* Task material:
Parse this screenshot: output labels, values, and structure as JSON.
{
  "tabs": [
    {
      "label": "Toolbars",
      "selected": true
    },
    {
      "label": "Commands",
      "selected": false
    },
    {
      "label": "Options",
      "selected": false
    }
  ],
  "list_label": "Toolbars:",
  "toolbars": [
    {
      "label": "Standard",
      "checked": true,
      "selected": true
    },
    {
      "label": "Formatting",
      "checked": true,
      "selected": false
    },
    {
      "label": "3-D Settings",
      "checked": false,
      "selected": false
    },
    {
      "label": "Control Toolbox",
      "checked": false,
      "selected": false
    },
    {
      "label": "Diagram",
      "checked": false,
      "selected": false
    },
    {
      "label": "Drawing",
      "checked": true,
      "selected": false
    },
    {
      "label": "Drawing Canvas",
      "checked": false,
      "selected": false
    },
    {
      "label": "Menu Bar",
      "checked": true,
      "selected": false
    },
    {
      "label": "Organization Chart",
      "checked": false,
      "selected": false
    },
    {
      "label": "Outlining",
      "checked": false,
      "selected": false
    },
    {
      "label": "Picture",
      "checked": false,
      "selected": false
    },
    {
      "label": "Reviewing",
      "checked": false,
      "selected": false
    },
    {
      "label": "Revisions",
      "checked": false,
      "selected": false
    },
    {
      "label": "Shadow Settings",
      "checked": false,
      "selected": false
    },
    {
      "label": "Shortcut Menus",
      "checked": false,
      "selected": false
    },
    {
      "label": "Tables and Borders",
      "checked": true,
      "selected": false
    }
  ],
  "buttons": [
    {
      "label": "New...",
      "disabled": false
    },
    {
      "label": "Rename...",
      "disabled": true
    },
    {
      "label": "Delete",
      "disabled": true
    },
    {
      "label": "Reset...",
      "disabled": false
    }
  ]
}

* Required task: Retype the listing exactly, in full.

* Solution:
Parse this screenshot: output labels, values, and structure as JSON.
{
  "tabs": [
    {
      "label": "Toolbars",
      "selected": true
    },
    {
      "label": "Commands",
      "selected": false
    },
    {
      "label": "Options",
      "selected": false
    }
  ],
  "list_label": "Toolbars:",
  "toolbars": [
    {
      "label": "Standard",
      "checked": true,
      "selected": true
    },
    {
      "label": "Formatting",
      "checked": true,
      "selected": false
    },
    {
      "label": "3-D Settings",
      "checked": false,
      "selected": false
    },
    {
      "label": "Control Toolbox",
      "checked": false,
      "selected": false
    },
    {
      "label": "Diagram",
      "checked": false,
      "selected": false
    },
    {
      "label": "Drawing",
      "checked": true,
      "selected": false
    },
    {
      "label": "Drawing Canvas",
      "checked": false,
      "selected": false
    },
    {
      "label": "Menu Bar",
      "checked": true,
      "selected": false
    },
    {
      "label": "Organization Chart",
      "checked": false,
      "selected": false
    },
    {
      "label": "Outlining",
      "checked": false,
      "selected": false
    },
    {
      "label": "Picture",
      "checked": false,
      "selected": false
    },
    {
      "label": "Reviewing",
      "checked": false,
      "selected": false
    },
    {
      "label": "Revisions",
      "checked": false,
      "selected": false
    },
    {
      "label": "Shadow Settings",
      "checked": false,
      "selected": false
    },
    {
      "label": "Shortcut Menus",
      "checked": false,
      "selected": false
    },
    {
      "label": "Tables and Borders",
      "checked": true,
      "selected": false
    }
  ],
  "buttons": [
    {
      "label": "New...",
      "disabled": false
    },
    {
      "label": "Rename...",
      "disabled": true
    },
    {
      "label": "Delete",
      "disabled": true
    },
    {
      "label": "Reset...",
      "disabled": false
    }
  ]
}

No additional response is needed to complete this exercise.